Theology is the way in which we put together our faith in God, our knowledge of God, and our experience of God in order to make meaningful statements about who God is (in the fullness of the Trinity) and what God’s creative and salvific purposes are in the world.
I’ll cheat and post my favorite description of theology; from the introduction to David Well’s _No Place for Truth_.
…theology is a knowledge that belongs first and foremost to the people of God and that the proper and primary audience for theology is therefore the Church, not the learned guild…I say this because theology is not simply a philosophical reflection about the nature of things but is rather the cogent articulation of the knowledge of God. Its substance is not drawn from mere human reflection, no matter how brilliant, but from the biblical Word by which it is nurtured and disciplined. And its purpose is not primarily to participate in the conversation of the learned but to nurture the people of God. That is its nature and that is its purpose. It is here in the Church that the circle of knowing-the kind of knowing that has Christ as its object and his service as its end-is to be found. It is here, then, that the audience for theology is to be found. And so it is the community of faith that the theologian addresses fundamentally, because it is only by faith that the knowledge of God is first arrived at and only by faith that it is sustained.
Something whose definition, practically speaking, requires more attention and care than can be provided in 1,500 words or less.
Alright then Kellen, I give you 1,501.
Go.
I’ll agree that theology will always fall short from a complete & accurate description of the God of all creation, but “always wrong” and “missing the point”? I don’t buy it. There is a profound difference between humility in our theology, marked by at least an openness to dialogue and a refusal to try to force our particular view on other people, and the kind of wishy-washy-ness that is nothing but feel-good statements and sentimentality devoid of any real content.

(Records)

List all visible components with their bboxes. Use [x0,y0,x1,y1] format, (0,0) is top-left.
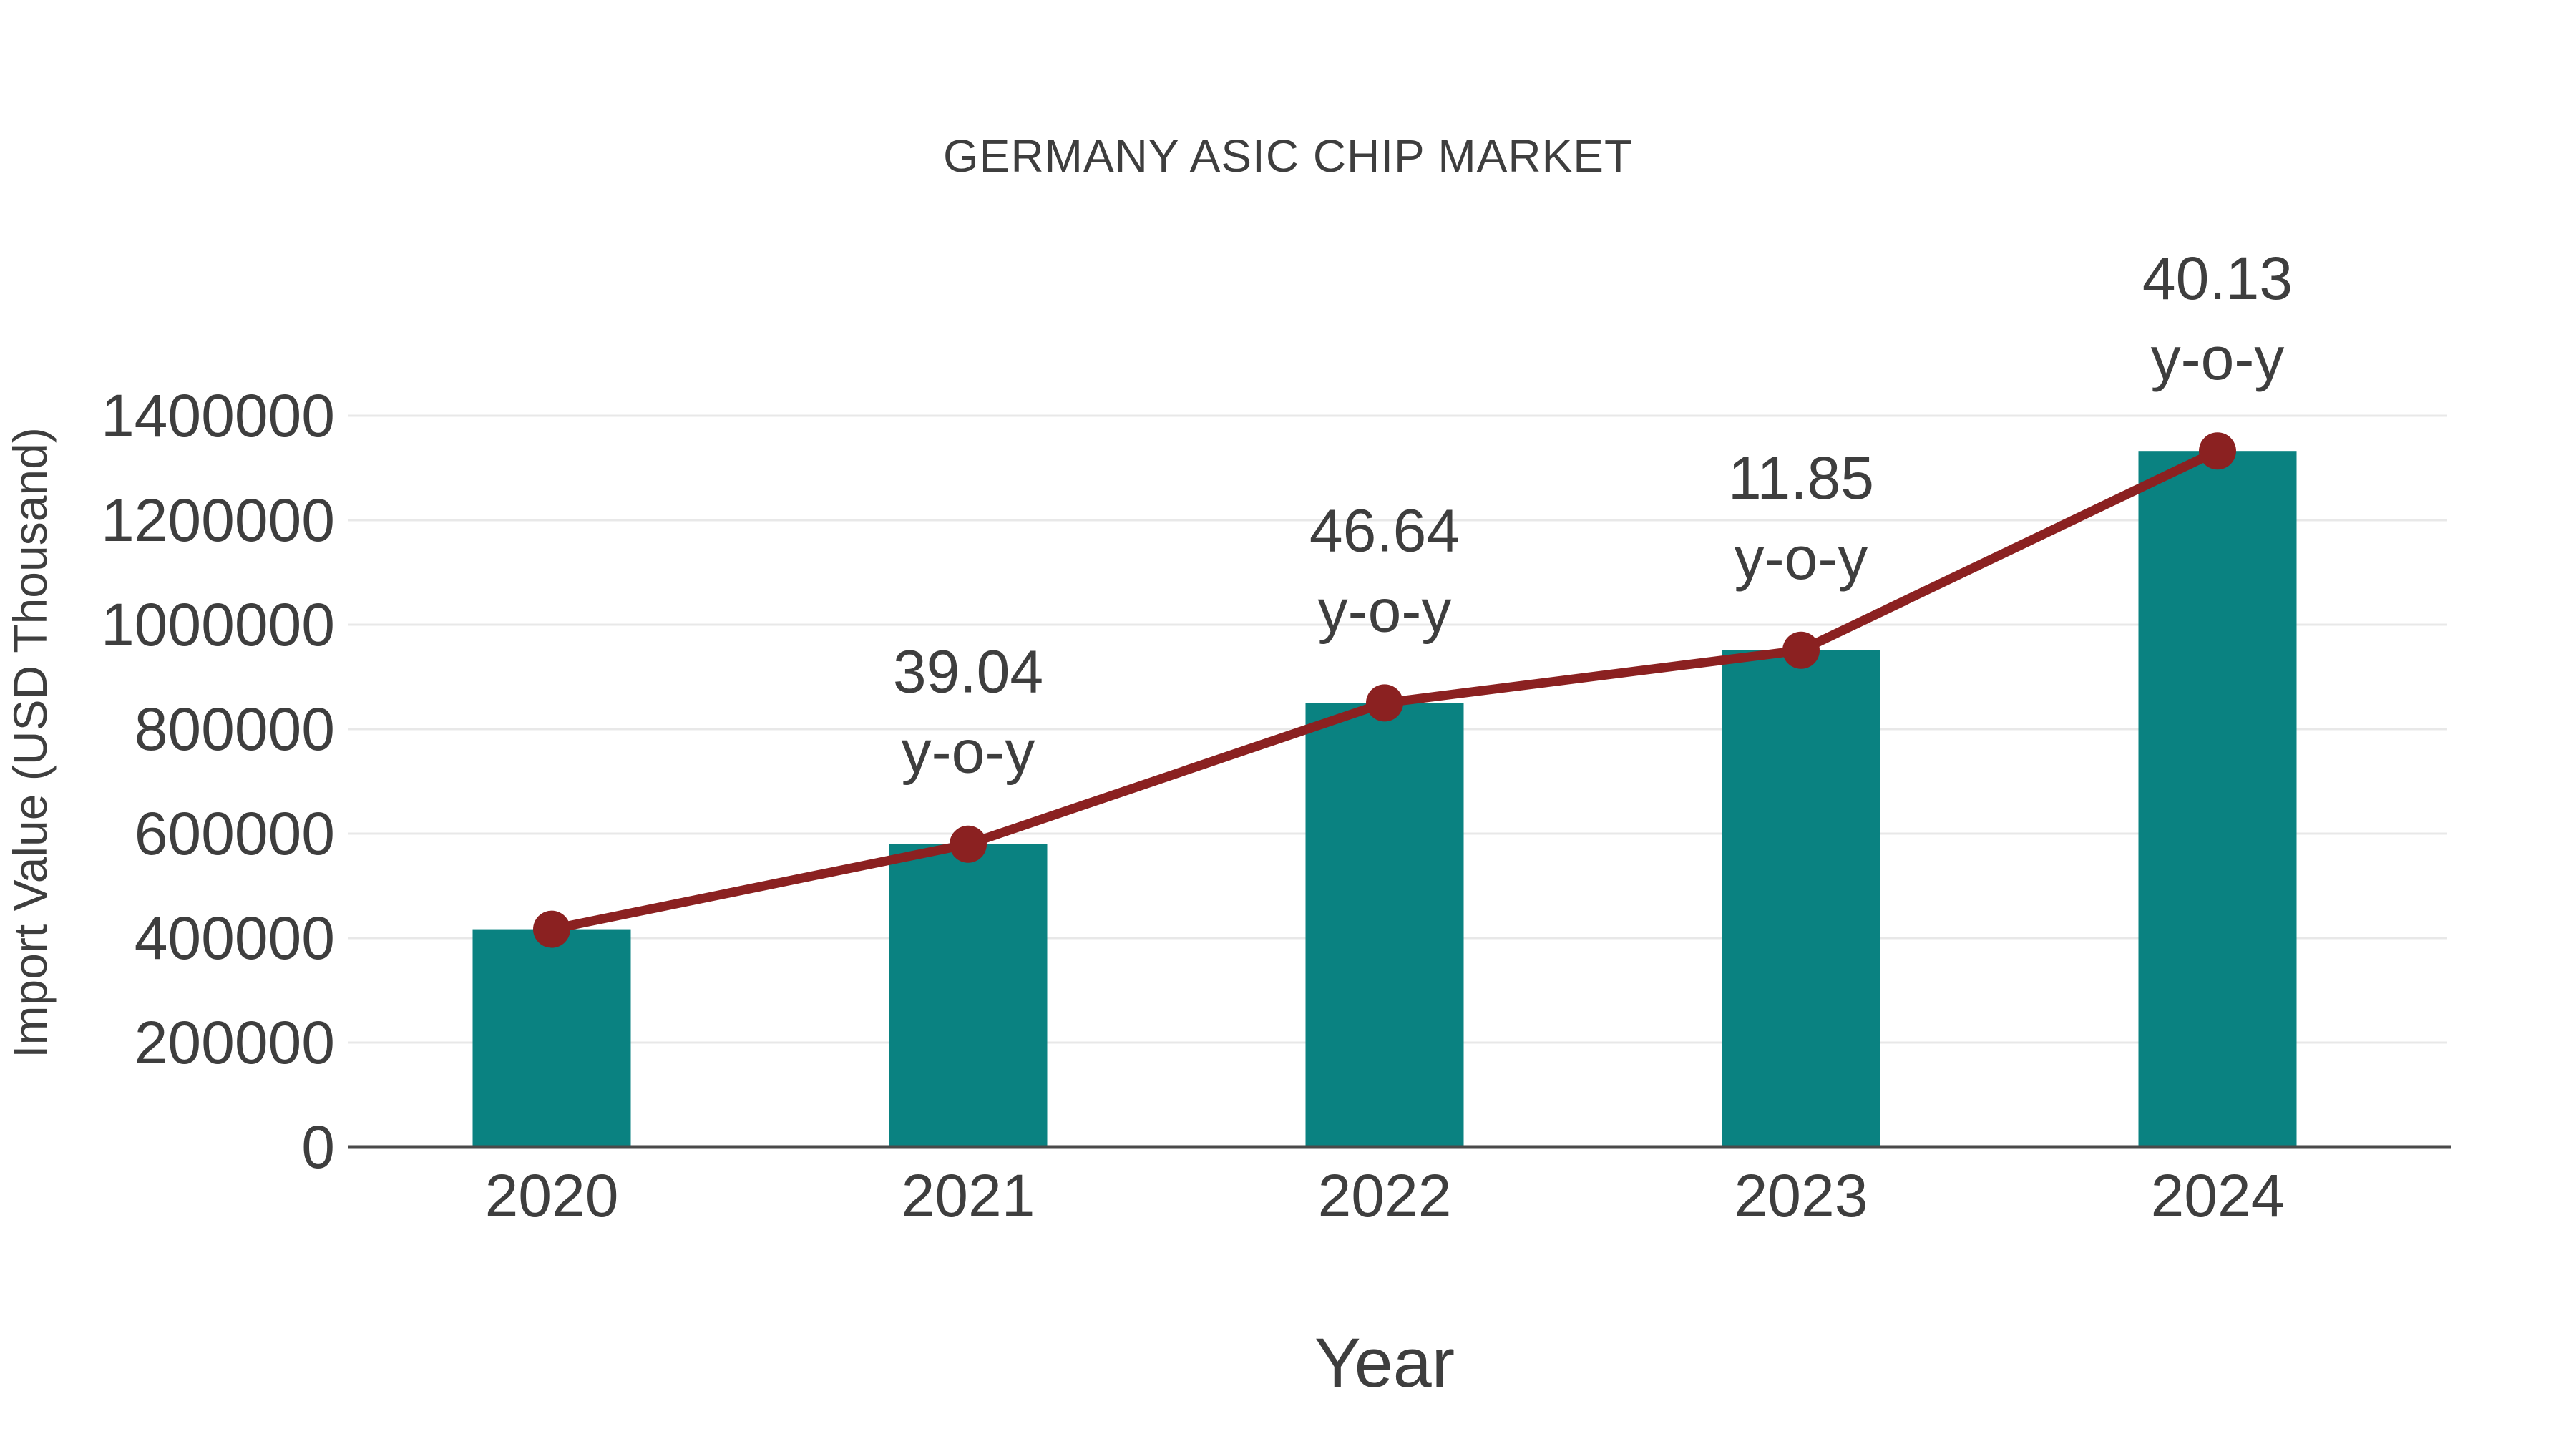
x-tick-label-2021: 2021 [902,1162,1035,1229]
bar-2021 [889,844,1048,1147]
x-tick-label-2022: 2022 [1318,1162,1452,1229]
line-marker-2020 [533,910,570,948]
line-marker-2021 [950,825,987,863]
bar-2024 [2138,451,2297,1147]
growth-label-value-2023: 11.85 [1728,444,1874,512]
growth-label-suffix-2024: y-o-y [2151,325,2285,392]
x-tick-label-2023: 2023 [1735,1162,1868,1229]
y-tick-label-200000: 200000 [135,1009,335,1076]
y-tick-label-1400000: 1400000 [101,382,335,449]
x-tick-label-2024: 2024 [2151,1162,2285,1229]
x-axis-title: Year [1314,1324,1455,1402]
y-tick-label-600000: 600000 [135,800,335,867]
growth-label-value-2024: 40.13 [2142,245,2293,312]
bar-2020 [472,929,631,1147]
bar-2023 [1722,650,1880,1147]
line-marker-2022 [1366,684,1403,722]
y-tick-label-400000: 400000 [135,904,335,972]
growth-label-suffix-2021: y-o-y [902,718,1035,786]
line-marker-2023 [1782,631,1820,669]
growth-label-suffix-2023: y-o-y [1735,525,1868,592]
line-marker-2024 [2199,432,2236,470]
x-tick-label-2020: 2020 [485,1162,619,1229]
y-tick-label-800000: 800000 [135,696,335,763]
growth-label-suffix-2022: y-o-y [1318,577,1452,644]
y-tick-label-1200000: 1200000 [101,487,335,554]
chart-title: GERMANY ASIC CHIP MARKET [942,130,1634,182]
bar-2022 [1305,703,1464,1147]
growth-label-value-2022: 46.64 [1309,497,1460,564]
y-tick-label-0: 0 [301,1113,335,1181]
growth-label-value-2021: 39.04 [893,638,1043,706]
y-tick-label-1000000: 1000000 [101,591,335,658]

_DIRECTIONS FOR THIS TASK_
In the theology discussion, the quoted passage says the theologian fundamentally addresses the community of faith. In one to three sentences, give the reason the passage offers for this.

_RESPONSE FOR THIS EXERCISE_
The passage says the theologian addresses the community of faith because the knowledge of God is first reached only by faith and is kept only by faith.